**Stated problem**
Check each line of the listing, and copy it if it contains the word "ylabel".

------------------------

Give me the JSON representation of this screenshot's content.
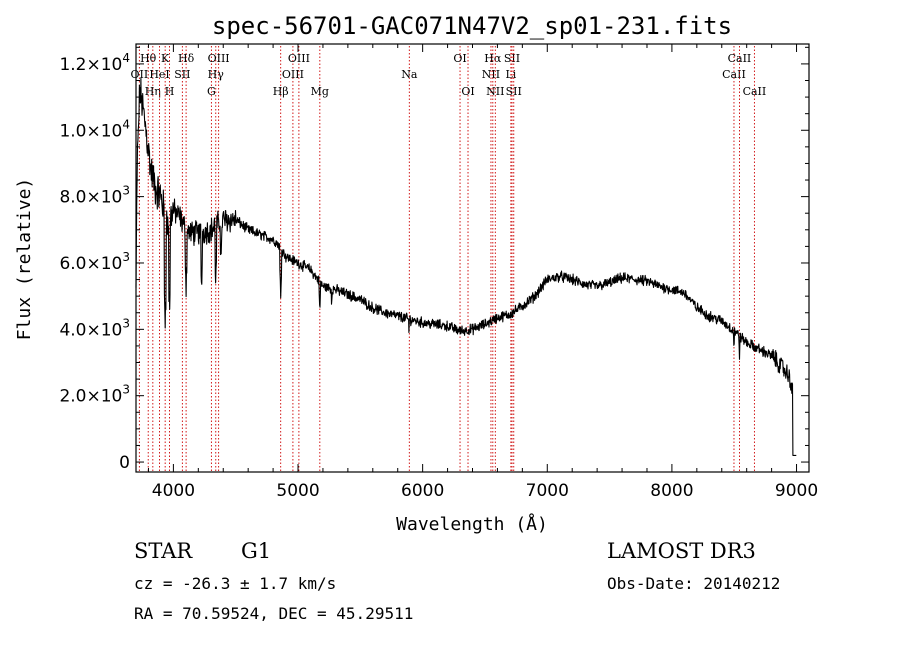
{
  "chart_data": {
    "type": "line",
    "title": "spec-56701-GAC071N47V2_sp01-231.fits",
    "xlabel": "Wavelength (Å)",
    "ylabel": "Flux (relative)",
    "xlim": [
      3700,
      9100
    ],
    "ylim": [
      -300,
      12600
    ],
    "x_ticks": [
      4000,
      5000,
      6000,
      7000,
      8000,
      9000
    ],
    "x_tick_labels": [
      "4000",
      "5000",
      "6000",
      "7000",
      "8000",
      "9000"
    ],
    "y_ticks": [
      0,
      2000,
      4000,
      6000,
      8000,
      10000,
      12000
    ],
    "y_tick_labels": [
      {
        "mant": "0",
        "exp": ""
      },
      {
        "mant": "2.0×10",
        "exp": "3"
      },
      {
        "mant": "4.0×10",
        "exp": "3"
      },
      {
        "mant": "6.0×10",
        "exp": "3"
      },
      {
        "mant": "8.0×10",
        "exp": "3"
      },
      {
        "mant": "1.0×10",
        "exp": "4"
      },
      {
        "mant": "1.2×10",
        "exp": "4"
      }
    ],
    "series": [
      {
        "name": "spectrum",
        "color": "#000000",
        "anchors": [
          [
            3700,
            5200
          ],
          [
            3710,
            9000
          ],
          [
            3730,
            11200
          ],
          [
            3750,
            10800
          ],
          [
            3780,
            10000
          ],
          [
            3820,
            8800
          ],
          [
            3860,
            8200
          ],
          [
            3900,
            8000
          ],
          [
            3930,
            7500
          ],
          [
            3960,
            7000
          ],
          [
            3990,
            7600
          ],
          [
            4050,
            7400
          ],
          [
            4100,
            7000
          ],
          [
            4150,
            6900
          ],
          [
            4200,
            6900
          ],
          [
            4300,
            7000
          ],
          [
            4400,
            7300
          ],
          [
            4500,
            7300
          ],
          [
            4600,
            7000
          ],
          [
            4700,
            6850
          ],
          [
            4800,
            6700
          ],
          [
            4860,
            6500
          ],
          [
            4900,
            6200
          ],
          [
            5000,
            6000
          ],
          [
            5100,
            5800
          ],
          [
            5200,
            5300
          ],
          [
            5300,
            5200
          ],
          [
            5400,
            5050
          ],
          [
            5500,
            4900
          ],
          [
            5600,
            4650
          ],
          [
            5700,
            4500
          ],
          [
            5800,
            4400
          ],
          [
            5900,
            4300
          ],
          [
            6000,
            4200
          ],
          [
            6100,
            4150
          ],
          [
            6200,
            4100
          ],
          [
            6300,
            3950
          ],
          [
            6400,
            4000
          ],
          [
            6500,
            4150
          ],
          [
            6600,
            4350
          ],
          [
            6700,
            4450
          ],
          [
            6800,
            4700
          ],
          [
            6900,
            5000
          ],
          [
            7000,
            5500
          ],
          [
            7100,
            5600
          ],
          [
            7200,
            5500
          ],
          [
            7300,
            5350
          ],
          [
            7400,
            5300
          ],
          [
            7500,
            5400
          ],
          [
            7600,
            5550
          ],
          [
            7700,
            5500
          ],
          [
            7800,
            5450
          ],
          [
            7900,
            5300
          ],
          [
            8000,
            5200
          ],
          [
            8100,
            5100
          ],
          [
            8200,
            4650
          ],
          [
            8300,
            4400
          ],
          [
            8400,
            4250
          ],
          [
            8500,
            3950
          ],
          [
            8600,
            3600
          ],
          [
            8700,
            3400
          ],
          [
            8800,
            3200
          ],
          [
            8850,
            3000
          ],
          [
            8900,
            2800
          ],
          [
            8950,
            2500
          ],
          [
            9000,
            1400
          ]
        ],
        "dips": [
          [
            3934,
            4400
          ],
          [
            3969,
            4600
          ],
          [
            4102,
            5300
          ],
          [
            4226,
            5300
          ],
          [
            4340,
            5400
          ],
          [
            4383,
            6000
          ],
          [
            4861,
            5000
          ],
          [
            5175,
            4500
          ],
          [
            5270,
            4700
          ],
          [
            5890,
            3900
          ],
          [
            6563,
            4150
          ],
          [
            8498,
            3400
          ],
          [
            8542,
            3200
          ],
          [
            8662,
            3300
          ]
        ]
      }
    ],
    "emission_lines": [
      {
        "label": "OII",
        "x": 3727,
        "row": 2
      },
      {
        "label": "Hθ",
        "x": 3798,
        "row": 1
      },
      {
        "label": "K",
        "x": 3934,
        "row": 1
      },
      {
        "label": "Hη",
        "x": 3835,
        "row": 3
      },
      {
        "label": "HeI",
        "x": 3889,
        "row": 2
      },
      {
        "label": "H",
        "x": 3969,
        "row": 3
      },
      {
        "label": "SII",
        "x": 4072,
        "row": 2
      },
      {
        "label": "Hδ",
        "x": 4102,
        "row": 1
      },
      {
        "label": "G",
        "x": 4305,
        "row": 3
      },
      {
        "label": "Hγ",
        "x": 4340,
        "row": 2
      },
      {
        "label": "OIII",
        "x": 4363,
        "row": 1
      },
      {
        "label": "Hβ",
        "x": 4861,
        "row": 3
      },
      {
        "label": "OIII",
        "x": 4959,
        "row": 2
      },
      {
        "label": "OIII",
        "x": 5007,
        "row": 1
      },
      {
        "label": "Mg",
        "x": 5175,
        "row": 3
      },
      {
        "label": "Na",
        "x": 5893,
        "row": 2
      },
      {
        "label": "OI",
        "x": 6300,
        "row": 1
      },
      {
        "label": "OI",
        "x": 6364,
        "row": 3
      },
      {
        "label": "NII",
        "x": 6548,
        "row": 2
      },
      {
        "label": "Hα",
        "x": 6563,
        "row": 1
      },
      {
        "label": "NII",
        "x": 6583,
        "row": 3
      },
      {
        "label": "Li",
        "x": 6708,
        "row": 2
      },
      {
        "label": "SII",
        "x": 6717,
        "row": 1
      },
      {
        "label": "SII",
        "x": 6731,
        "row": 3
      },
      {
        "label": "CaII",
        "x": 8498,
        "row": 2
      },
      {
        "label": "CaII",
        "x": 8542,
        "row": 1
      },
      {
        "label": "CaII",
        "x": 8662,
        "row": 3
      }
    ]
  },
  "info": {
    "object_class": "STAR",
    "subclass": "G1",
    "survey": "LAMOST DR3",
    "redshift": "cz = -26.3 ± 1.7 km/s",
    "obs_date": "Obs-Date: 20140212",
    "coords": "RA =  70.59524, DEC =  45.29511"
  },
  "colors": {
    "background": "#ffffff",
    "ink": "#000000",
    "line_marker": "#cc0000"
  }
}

------------------------

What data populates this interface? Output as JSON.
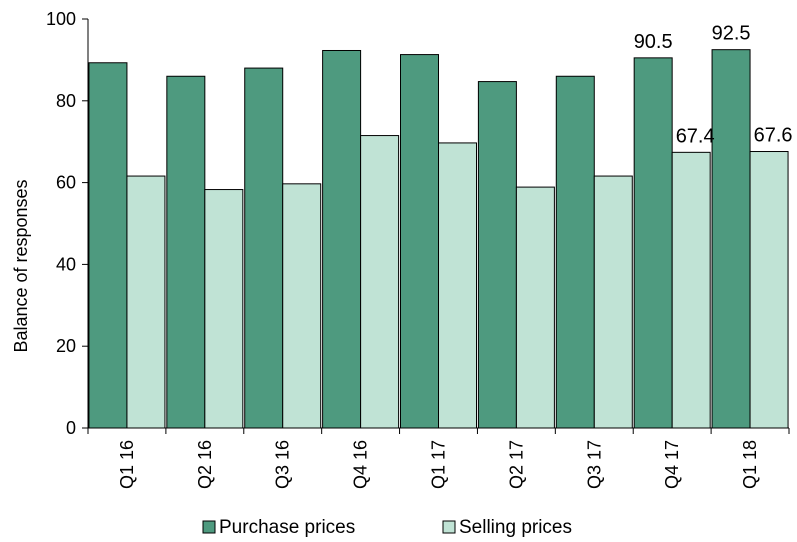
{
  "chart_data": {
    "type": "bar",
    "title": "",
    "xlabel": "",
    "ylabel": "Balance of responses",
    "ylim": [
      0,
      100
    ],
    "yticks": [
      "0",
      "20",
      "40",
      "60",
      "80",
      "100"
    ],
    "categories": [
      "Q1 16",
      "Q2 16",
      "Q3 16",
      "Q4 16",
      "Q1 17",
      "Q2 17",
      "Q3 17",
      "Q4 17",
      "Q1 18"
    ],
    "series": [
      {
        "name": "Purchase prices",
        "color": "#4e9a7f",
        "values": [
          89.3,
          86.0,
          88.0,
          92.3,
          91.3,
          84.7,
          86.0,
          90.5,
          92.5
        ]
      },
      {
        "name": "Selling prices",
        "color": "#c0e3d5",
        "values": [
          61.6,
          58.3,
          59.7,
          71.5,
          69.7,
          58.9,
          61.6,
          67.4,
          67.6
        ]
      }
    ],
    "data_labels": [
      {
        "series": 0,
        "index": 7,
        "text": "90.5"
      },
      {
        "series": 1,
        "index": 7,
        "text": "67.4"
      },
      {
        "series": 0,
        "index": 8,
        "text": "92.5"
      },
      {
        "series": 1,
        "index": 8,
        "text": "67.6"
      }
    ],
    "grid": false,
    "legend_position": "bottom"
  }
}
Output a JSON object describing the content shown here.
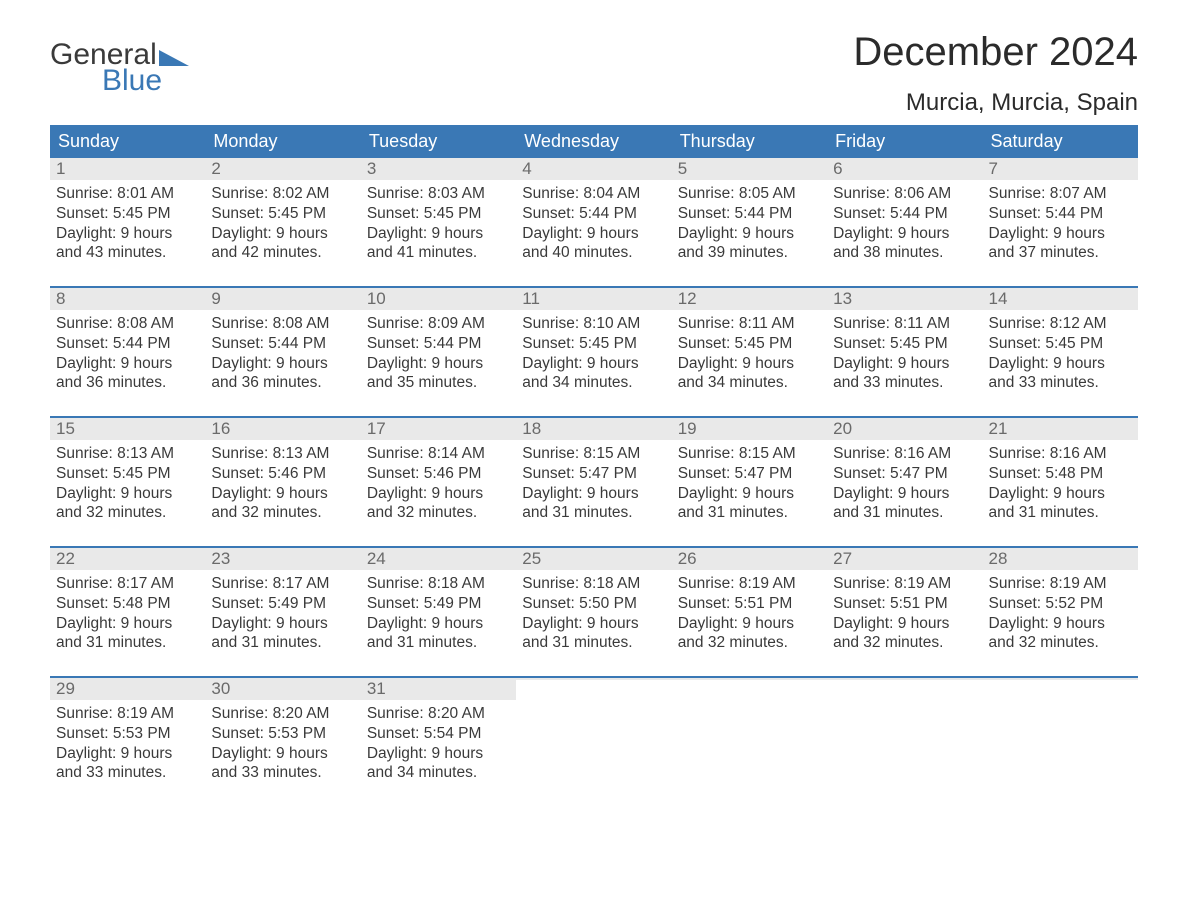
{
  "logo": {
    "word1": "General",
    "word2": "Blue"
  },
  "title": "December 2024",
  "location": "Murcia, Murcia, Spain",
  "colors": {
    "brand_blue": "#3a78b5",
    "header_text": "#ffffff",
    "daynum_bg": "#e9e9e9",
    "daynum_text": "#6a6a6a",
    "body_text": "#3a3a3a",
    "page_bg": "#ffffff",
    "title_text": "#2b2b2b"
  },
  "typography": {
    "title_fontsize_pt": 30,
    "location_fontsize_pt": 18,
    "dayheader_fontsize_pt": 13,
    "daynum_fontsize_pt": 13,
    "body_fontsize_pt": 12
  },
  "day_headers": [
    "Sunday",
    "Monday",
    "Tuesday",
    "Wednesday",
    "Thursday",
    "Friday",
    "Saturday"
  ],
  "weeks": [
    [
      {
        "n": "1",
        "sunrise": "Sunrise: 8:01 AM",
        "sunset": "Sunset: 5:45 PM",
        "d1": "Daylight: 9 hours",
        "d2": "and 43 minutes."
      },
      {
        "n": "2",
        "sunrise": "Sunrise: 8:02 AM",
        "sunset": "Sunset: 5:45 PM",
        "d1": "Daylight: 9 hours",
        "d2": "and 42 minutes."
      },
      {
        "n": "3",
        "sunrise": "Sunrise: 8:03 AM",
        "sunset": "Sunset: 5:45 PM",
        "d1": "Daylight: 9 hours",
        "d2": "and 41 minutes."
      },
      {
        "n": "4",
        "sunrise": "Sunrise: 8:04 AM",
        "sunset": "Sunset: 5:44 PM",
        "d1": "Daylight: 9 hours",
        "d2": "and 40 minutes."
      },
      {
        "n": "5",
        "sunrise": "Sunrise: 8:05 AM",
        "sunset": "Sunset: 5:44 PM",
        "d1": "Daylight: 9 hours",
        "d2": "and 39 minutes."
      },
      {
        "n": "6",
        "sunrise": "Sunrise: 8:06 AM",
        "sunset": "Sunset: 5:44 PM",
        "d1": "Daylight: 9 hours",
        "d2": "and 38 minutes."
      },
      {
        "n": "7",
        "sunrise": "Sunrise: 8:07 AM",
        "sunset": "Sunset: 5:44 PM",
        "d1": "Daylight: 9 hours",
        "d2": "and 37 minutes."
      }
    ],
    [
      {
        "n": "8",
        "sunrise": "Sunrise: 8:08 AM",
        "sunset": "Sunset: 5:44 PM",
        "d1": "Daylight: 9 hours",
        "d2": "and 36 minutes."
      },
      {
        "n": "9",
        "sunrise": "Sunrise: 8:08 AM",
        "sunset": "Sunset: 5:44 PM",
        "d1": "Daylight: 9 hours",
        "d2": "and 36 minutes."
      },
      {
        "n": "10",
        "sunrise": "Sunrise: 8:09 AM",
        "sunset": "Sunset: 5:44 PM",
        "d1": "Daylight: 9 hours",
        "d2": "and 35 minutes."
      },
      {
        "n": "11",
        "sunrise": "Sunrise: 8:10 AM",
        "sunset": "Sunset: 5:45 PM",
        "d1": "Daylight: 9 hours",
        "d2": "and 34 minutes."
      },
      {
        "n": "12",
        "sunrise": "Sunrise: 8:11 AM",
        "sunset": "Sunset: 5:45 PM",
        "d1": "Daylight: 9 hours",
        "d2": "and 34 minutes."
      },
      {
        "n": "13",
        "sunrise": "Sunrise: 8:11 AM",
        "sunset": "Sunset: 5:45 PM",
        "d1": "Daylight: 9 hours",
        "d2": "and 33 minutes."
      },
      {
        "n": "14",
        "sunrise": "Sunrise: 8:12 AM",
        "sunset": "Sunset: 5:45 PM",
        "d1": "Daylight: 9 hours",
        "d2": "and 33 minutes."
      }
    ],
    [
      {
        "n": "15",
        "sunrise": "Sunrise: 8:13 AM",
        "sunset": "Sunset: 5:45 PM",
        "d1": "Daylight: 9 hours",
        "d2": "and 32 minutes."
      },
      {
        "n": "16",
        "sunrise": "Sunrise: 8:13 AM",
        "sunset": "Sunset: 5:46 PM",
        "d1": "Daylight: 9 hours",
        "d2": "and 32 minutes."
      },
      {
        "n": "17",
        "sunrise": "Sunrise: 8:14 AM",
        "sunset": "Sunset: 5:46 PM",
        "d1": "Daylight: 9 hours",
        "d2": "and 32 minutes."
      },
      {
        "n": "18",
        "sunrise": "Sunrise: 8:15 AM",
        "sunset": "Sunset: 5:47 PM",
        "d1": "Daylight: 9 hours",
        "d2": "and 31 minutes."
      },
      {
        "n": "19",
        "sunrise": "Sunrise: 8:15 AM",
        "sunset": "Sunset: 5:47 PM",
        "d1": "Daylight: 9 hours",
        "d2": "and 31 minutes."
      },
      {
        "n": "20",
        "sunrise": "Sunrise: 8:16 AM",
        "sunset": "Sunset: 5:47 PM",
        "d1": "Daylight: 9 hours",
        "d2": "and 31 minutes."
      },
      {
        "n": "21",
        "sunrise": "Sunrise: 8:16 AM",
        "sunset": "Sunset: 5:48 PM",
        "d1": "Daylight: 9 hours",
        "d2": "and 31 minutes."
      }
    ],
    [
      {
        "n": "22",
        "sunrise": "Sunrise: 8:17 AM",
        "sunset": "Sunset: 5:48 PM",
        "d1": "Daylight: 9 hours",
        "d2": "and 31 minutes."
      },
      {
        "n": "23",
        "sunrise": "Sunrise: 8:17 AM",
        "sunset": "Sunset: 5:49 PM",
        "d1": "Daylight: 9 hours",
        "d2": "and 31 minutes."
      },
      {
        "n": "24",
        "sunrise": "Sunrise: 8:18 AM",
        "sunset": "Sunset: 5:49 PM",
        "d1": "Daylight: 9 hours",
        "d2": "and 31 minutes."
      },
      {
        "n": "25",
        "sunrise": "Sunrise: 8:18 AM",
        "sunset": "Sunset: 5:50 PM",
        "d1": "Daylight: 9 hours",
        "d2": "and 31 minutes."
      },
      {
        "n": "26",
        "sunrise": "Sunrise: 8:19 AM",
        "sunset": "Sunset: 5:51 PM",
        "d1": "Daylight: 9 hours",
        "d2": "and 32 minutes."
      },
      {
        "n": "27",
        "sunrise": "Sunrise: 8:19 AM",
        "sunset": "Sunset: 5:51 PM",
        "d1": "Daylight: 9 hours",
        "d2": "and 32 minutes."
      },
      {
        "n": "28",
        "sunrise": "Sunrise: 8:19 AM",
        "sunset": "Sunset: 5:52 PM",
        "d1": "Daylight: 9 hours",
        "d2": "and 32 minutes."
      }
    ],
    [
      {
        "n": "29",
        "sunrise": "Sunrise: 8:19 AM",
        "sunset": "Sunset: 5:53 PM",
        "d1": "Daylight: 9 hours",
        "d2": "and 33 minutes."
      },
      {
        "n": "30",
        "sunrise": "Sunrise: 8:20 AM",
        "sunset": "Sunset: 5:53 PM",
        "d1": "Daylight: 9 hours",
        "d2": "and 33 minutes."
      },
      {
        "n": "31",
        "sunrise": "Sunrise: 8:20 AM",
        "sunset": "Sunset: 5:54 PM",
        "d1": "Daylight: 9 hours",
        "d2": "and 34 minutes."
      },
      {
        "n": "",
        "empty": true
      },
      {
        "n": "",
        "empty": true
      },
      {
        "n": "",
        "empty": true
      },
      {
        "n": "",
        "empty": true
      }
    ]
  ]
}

------------------------

**Result below**
    "ylabel": "Flux (relative)",
    "ylabel": "Balance of responses",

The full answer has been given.